__Exercise goal__:
Copy whichever lines contain the string "миллиметрах".

__A block of data__:
* start *

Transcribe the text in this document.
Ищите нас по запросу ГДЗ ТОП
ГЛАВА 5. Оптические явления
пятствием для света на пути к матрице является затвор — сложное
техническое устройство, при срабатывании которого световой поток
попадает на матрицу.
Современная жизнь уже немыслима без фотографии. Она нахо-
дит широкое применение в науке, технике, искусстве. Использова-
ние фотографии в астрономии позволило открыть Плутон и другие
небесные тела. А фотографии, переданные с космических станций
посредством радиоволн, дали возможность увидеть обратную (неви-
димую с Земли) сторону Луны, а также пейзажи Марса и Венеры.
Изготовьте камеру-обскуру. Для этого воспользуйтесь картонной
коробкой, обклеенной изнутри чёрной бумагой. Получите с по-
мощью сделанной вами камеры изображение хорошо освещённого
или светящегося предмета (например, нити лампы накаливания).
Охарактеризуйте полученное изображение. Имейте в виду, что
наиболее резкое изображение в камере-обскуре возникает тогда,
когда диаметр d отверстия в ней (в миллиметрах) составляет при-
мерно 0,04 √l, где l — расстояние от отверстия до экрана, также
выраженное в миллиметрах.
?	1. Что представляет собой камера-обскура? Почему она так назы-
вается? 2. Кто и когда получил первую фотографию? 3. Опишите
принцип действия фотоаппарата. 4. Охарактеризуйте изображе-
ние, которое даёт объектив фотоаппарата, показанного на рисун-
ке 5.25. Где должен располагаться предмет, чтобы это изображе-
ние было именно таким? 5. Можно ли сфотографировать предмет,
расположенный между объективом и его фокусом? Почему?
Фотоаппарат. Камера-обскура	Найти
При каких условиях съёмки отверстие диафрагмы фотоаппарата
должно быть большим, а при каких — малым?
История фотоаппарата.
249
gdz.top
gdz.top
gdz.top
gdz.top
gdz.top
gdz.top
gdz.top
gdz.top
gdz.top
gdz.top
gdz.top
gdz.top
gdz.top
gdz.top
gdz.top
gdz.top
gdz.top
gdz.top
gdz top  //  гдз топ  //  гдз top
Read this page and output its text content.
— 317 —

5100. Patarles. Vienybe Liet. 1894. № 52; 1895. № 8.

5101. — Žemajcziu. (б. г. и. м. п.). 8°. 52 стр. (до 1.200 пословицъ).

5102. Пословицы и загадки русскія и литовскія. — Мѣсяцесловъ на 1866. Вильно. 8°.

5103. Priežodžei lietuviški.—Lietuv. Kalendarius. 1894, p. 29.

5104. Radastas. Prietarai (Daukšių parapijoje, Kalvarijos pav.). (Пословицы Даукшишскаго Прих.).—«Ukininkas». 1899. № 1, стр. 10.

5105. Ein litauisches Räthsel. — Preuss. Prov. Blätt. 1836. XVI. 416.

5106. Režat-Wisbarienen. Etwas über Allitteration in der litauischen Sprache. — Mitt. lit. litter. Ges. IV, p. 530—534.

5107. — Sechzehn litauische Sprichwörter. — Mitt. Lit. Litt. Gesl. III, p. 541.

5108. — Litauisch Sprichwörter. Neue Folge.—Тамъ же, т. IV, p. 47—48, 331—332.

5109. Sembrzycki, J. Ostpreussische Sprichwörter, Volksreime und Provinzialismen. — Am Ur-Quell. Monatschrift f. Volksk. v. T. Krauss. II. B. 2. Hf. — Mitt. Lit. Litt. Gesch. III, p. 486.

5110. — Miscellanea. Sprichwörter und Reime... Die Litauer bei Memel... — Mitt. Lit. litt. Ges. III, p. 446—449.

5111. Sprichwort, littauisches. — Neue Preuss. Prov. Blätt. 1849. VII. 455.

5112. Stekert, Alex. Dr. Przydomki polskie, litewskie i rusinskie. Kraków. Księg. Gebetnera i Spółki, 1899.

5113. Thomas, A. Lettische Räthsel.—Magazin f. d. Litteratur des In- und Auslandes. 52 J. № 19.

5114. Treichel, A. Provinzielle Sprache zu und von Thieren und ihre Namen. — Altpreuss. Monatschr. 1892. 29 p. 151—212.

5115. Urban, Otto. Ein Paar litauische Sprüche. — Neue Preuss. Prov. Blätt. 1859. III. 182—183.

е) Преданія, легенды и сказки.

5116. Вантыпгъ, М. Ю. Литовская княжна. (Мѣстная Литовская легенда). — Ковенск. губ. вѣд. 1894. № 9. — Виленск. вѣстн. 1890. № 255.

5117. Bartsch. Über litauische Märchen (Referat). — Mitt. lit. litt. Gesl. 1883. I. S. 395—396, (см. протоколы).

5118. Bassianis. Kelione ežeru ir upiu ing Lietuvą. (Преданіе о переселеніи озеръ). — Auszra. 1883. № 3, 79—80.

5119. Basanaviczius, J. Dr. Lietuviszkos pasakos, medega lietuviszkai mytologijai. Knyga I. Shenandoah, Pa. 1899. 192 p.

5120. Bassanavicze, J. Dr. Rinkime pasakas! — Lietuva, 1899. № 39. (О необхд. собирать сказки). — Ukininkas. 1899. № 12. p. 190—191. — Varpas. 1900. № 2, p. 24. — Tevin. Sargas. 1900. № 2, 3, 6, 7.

* end *

__Complete output__:
когда диаметр d отверстия в ней (в миллиметрах) составляет при-
выраженное в миллиметрах.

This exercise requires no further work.